GOAL OF THE EXERCISE: Take the material and output all of it exactly.

MATERIALS PROVIDED:

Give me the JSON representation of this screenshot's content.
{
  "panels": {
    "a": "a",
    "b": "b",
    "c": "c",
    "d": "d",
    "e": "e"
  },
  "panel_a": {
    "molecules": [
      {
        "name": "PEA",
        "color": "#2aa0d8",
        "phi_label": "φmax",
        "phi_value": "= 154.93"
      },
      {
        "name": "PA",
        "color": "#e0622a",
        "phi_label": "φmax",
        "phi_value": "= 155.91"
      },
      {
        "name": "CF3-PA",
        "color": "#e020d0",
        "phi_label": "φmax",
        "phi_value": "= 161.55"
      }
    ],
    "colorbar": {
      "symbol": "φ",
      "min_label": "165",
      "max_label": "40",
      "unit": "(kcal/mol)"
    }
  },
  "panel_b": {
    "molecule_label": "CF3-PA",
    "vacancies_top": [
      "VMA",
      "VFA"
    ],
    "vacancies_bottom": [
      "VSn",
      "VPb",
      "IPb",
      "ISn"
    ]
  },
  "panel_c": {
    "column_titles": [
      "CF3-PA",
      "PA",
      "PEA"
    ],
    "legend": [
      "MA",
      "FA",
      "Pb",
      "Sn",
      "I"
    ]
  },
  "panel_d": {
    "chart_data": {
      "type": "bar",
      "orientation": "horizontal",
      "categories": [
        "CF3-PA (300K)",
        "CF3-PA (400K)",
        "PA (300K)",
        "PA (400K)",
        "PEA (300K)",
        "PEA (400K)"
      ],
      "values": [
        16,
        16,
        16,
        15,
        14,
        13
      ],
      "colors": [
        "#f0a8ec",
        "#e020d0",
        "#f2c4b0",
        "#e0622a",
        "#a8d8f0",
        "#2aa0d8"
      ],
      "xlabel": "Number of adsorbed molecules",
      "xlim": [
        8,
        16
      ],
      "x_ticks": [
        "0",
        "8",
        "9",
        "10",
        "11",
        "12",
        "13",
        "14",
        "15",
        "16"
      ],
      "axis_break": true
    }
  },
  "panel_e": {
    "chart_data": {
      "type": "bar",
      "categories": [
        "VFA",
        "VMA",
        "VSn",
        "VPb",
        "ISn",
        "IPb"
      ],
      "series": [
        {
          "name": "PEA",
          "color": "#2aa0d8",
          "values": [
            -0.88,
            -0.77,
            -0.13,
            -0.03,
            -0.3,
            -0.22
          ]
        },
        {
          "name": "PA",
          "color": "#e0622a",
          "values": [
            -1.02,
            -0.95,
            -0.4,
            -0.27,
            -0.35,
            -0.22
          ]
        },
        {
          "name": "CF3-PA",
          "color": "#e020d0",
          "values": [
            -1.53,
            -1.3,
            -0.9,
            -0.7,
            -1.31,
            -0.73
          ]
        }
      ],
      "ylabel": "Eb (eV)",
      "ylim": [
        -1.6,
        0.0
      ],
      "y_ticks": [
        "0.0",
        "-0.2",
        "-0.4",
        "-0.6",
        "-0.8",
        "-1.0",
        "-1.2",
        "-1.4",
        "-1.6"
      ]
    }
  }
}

FINISHED ANSWER:
Give me the JSON representation of this screenshot's content.
{
  "panels": {
    "a": "a",
    "b": "b",
    "c": "c",
    "d": "d",
    "e": "e"
  },
  "panel_a": {
    "molecules": [
      {
        "name": "PEA",
        "color": "#2aa0d8",
        "phi_label": "φmax",
        "phi_value": "= 154.93"
      },
      {
        "name": "PA",
        "color": "#e0622a",
        "phi_label": "φmax",
        "phi_value": "= 155.91"
      },
      {
        "name": "CF3-PA",
        "color": "#e020d0",
        "phi_label": "φmax",
        "phi_value": "= 161.55"
      }
    ],
    "colorbar": {
      "symbol": "φ",
      "min_label": "165",
      "max_label": "40",
      "unit": "(kcal/mol)"
    }
  },
  "panel_b": {
    "molecule_label": "CF3-PA",
    "vacancies_top": [
      "VMA",
      "VFA"
    ],
    "vacancies_bottom": [
      "VSn",
      "VPb",
      "IPb",
      "ISn"
    ]
  },
  "panel_c": {
    "column_titles": [
      "CF3-PA",
      "PA",
      "PEA"
    ],
    "legend": [
      "MA",
      "FA",
      "Pb",
      "Sn",
      "I"
    ]
  },
  "panel_d": {
    "chart_data": {
      "type": "bar",
      "orientation": "horizontal",
      "categories": [
        "CF3-PA (300K)",
        "CF3-PA (400K)",
        "PA (300K)",
        "PA (400K)",
        "PEA (300K)",
        "PEA (400K)"
      ],
      "values": [
        16,
        16,
        16,
        15,
        14,
        13
      ],
      "colors": [
        "#f0a8ec",
        "#e020d0",
        "#f2c4b0",
        "#e0622a",
        "#a8d8f0",
        "#2aa0d8"
      ],
      "xlabel": "Number of adsorbed molecules",
      "xlim": [
        8,
        16
      ],
      "x_ticks": [
        "0",
        "8",
        "9",
        "10",
        "11",
        "12",
        "13",
        "14",
        "15",
        "16"
      ],
      "axis_break": true
    }
  },
  "panel_e": {
    "chart_data": {
      "type": "bar",
      "categories": [
        "VFA",
        "VMA",
        "VSn",
        "VPb",
        "ISn",
        "IPb"
      ],
      "series": [
        {
          "name": "PEA",
          "color": "#2aa0d8",
          "values": [
            -0.88,
            -0.77,
            -0.13,
            -0.03,
            -0.3,
            -0.22
          ]
        },
        {
          "name": "PA",
          "color": "#e0622a",
          "values": [
            -1.02,
            -0.95,
            -0.4,
            -0.27,
            -0.35,
            -0.22
          ]
        },
        {
          "name": "CF3-PA",
          "color": "#e020d0",
          "values": [
            -1.53,
            -1.3,
            -0.9,
            -0.7,
            -1.31,
            -0.73
          ]
        }
      ],
      "ylabel": "Eb (eV)",
      "ylim": [
        -1.6,
        0.0
      ],
      "y_ticks": [
        "0.0",
        "-0.2",
        "-0.4",
        "-0.6",
        "-0.8",
        "-1.0",
        "-1.2",
        "-1.4",
        "-1.6"
      ]
    }
  }
}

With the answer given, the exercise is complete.